-- START OF STORED DATA --

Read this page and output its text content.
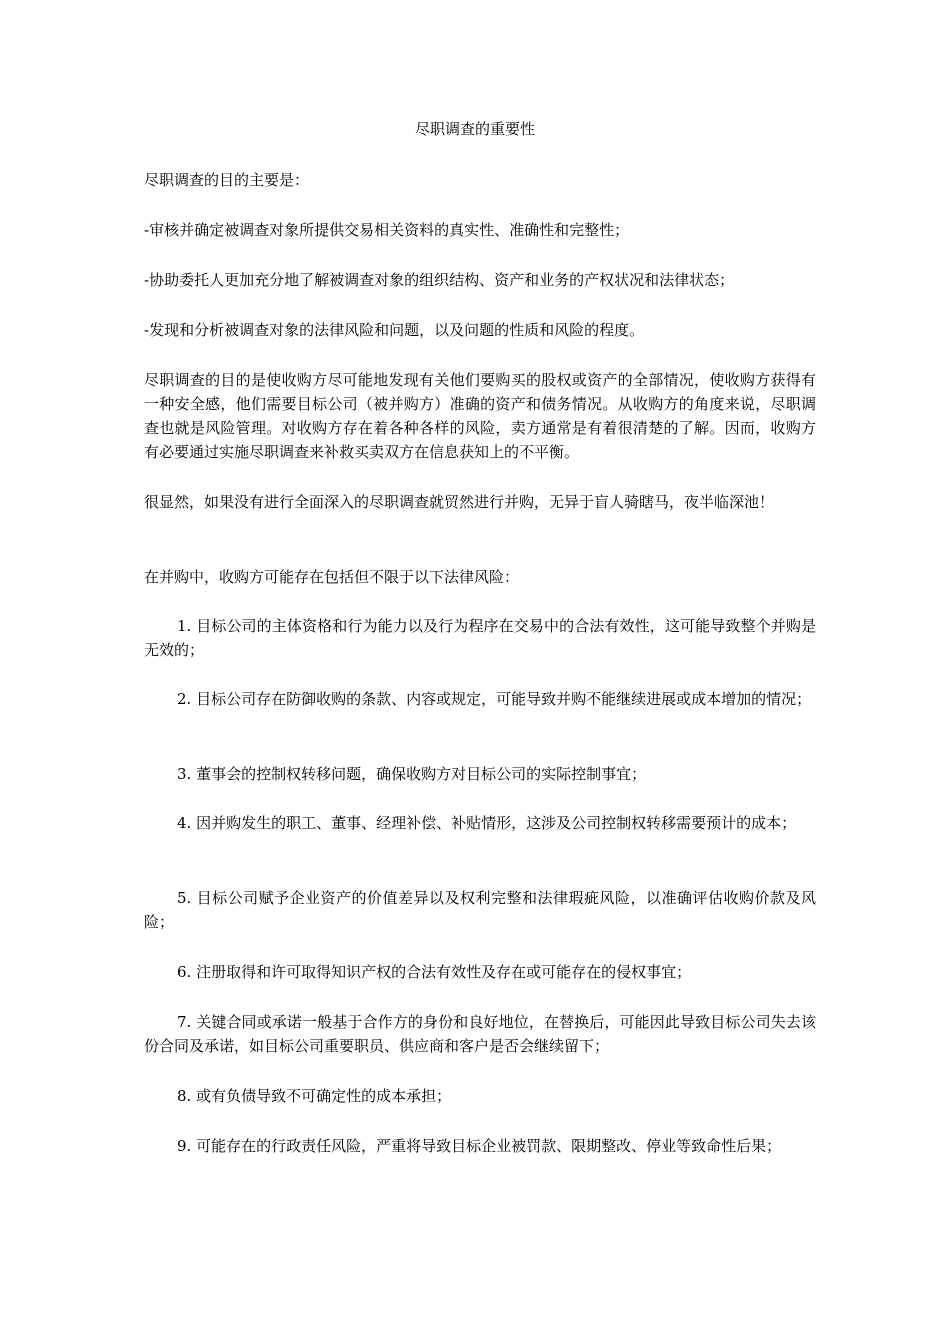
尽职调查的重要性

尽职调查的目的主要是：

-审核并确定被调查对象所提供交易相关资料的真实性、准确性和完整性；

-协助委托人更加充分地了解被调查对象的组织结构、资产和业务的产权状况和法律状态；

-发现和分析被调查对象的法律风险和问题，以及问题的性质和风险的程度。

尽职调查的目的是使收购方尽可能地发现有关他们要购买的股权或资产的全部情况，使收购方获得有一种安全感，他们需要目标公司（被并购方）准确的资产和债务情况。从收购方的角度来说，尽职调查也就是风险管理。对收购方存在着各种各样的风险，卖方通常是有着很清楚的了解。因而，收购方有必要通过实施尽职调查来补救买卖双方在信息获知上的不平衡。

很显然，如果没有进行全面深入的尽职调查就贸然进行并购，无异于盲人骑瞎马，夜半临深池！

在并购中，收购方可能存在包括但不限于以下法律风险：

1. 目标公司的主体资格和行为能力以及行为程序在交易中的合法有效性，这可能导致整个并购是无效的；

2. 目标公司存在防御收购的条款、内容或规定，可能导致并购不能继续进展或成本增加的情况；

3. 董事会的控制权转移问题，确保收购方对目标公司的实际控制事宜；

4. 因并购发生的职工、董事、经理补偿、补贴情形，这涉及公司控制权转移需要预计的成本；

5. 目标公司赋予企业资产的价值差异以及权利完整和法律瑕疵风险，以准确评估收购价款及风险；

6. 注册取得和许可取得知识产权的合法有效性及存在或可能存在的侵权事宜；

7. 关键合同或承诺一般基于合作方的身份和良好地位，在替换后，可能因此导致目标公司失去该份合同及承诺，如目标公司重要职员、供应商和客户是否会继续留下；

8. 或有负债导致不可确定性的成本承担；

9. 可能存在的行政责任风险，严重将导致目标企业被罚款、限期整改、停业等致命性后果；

-- END OF STORED DATA --

# THE REQUEST:
Set down the records in full and exactly. Do not carry over any image.

# EXERCISE SOLUTION:
Read this page and output its text content.
尽职调查的重要性

尽职调查的目的主要是：

-审核并确定被调查对象所提供交易相关资料的真实性、准确性和完整性；

-协助委托人更加充分地了解被调查对象的组织结构、资产和业务的产权状况和法律状态；

-发现和分析被调查对象的法律风险和问题，以及问题的性质和风险的程度。

尽职调查的目的是使收购方尽可能地发现有关他们要购买的股权或资产的全部情况，使收购方获得有一种安全感，他们需要目标公司（被并购方）准确的资产和债务情况。从收购方的角度来说，尽职调查也就是风险管理。对收购方存在着各种各样的风险，卖方通常是有着很清楚的了解。因而，收购方有必要通过实施尽职调查来补救买卖双方在信息获知上的不平衡。

很显然，如果没有进行全面深入的尽职调查就贸然进行并购，无异于盲人骑瞎马，夜半临深池！

在并购中，收购方可能存在包括但不限于以下法律风险：

1. 目标公司的主体资格和行为能力以及行为程序在交易中的合法有效性，这可能导致整个并购是无效的；

2. 目标公司存在防御收购的条款、内容或规定，可能导致并购不能继续进展或成本增加的情况；

3. 董事会的控制权转移问题，确保收购方对目标公司的实际控制事宜；

4. 因并购发生的职工、董事、经理补偿、补贴情形，这涉及公司控制权转移需要预计的成本；

5. 目标公司赋予企业资产的价值差异以及权利完整和法律瑕疵风险，以准确评估收购价款及风险；

6. 注册取得和许可取得知识产权的合法有效性及存在或可能存在的侵权事宜；

7. 关键合同或承诺一般基于合作方的身份和良好地位，在替换后，可能因此导致目标公司失去该份合同及承诺，如目标公司重要职员、供应商和客户是否会继续留下；

8. 或有负债导致不可确定性的成本承担；

9. 可能存在的行政责任风险，严重将导致目标企业被罚款、限期整改、停业等致命性后果；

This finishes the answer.